**Exercise requirements:** Wherever the word "overline" appears in a line, extract that line.

- - -

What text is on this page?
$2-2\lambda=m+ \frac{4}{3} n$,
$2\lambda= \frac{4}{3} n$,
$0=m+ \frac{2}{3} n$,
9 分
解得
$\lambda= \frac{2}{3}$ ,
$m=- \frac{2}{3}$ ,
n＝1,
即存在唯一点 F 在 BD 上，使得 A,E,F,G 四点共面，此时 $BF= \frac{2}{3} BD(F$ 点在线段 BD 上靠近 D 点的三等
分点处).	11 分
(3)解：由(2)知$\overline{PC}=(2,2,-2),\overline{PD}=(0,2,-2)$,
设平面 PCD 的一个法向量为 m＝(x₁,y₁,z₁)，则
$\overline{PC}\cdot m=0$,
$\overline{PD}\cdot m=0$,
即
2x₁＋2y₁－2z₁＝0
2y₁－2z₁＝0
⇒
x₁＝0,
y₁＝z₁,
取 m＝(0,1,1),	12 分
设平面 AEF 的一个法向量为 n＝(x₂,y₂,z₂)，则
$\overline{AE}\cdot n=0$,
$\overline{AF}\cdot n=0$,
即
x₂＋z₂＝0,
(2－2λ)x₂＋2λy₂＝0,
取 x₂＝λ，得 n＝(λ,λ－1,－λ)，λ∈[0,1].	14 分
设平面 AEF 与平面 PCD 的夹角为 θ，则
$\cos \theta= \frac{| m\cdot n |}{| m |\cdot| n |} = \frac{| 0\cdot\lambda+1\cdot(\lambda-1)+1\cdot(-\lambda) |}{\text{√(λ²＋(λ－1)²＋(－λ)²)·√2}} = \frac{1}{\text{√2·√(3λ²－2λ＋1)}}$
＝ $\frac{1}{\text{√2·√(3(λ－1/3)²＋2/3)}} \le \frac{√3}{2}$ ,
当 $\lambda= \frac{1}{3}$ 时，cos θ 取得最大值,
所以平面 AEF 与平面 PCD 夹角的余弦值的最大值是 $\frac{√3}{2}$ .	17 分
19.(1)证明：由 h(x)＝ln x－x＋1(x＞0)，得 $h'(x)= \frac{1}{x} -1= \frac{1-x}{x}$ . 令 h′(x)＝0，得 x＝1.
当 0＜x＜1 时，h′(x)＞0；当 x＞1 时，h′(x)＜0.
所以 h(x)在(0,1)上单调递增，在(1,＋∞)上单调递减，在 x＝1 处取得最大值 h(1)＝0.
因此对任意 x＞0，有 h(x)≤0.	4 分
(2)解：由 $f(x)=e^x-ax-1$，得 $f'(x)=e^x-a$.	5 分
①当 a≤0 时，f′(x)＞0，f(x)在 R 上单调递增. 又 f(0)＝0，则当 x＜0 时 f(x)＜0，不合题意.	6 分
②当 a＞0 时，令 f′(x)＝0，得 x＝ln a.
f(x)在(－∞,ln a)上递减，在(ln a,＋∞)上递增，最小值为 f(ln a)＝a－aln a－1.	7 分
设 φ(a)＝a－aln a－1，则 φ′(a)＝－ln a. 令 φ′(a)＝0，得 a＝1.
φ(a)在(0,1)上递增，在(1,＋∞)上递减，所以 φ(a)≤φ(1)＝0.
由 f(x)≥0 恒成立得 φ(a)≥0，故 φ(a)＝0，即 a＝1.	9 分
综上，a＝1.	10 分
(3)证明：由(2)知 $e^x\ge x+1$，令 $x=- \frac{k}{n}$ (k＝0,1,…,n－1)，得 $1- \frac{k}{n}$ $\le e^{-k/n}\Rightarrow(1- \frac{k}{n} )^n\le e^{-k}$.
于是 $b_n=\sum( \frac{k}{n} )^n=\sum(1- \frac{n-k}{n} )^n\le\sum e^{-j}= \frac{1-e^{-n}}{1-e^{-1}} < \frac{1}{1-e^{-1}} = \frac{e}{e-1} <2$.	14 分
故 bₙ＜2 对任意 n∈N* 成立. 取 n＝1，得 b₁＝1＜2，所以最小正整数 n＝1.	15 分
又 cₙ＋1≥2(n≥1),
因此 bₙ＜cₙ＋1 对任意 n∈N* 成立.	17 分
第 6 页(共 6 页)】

- - -

**Finished answer:**
(3)解：由(2)知$\overline{PC}=(2,2,-2),\overline{PD}=(0,2,-2)$,
$\overline{PC}\cdot m=0$,
$\overline{PD}\cdot m=0$,
$\overline{AE}\cdot n=0$,
$\overline{AF}\cdot n=0$,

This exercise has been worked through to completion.